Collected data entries
########################################

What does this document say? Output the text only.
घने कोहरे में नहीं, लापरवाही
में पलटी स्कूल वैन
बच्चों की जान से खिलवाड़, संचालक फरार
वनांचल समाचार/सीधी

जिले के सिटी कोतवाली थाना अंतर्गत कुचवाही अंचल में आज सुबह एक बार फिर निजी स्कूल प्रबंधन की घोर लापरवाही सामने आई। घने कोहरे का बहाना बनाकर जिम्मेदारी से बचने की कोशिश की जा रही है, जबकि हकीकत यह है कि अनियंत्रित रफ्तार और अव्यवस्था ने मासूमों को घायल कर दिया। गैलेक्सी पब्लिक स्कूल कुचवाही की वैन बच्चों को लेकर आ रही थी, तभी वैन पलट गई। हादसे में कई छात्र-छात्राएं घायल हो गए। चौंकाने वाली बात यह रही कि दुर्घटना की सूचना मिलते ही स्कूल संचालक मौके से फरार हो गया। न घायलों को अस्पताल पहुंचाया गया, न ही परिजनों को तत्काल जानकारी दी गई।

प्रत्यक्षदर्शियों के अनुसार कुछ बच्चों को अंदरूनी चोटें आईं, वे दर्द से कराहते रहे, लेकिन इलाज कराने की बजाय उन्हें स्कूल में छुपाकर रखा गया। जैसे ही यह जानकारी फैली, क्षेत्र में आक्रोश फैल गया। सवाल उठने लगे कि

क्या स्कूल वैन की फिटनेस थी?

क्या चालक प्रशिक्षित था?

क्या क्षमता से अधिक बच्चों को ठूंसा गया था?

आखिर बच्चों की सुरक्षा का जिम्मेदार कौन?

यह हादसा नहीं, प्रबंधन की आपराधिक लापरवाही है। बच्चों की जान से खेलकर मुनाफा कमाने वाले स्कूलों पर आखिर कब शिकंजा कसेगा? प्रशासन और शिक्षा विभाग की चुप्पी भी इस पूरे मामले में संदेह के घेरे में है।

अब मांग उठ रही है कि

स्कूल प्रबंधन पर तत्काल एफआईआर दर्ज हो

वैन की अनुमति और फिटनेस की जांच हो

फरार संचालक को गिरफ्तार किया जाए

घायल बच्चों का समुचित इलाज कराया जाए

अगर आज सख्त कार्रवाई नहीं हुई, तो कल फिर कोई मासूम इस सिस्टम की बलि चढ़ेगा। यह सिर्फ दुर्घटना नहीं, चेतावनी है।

########################################

TO DO: Reproduce the material in full, with no word added or dropped.

EXERCISE RESPONSE:
What does this document say? Output the text only.
घने कोहरे में नहीं, लापरवाही
में पलटी स्कूल वैन
बच्चों की जान से खिलवाड़, संचालक फरार
वनांचल समाचार/सीधी

जिले के सिटी कोतवाली थाना अंतर्गत कुचवाही अंचल में आज सुबह एक बार फिर निजी स्कूल प्रबंधन की घोर लापरवाही सामने आई। घने कोहरे का बहाना बनाकर जिम्मेदारी से बचने की कोशिश की जा रही है, जबकि हकीकत यह है कि अनियंत्रित रफ्तार और अव्यवस्था ने मासूमों को घायल कर दिया। गैलेक्सी पब्लिक स्कूल कुचवाही की वैन बच्चों को लेकर आ रही थी, तभी वैन पलट गई। हादसे में कई छात्र-छात्राएं घायल हो गए। चौंकाने वाली बात यह रही कि दुर्घटना की सूचना मिलते ही स्कूल संचालक मौके से फरार हो गया। न घायलों को अस्पताल पहुंचाया गया, न ही परिजनों को तत्काल जानकारी दी गई।

प्रत्यक्षदर्शियों के अनुसार कुछ बच्चों को अंदरूनी चोटें आईं, वे दर्द से कराहते रहे, लेकिन इलाज कराने की बजाय उन्हें स्कूल में छुपाकर रखा गया। जैसे ही यह जानकारी फैली, क्षेत्र में आक्रोश फैल गया। सवाल उठने लगे कि

क्या स्कूल वैन की फिटनेस थी?

क्या चालक प्रशिक्षित था?

क्या क्षमता से अधिक बच्चों को ठूंसा गया था?

आखिर बच्चों की सुरक्षा का जिम्मेदार कौन?

यह हादसा नहीं, प्रबंधन की आपराधिक लापरवाही है। बच्चों की जान से खेलकर मुनाफा कमाने वाले स्कूलों पर आखिर कब शिकंजा कसेगा? प्रशासन और शिक्षा विभाग की चुप्पी भी इस पूरे मामले में संदेह के घेरे में है।

अब मांग उठ रही है कि

स्कूल प्रबंधन पर तत्काल एफआईआर दर्ज हो

वैन की अनुमति और फिटनेस की जांच हो

फरार संचालक को गिरफ्तार किया जाए

घायल बच्चों का समुचित इलाज कराया जाए

अगर आज सख्त कार्रवाई नहीं हुई, तो कल फिर कोई मासूम इस सिस्टम की बलि चढ़ेगा। यह सिर्फ दुर्घटना नहीं, चेतावनी है।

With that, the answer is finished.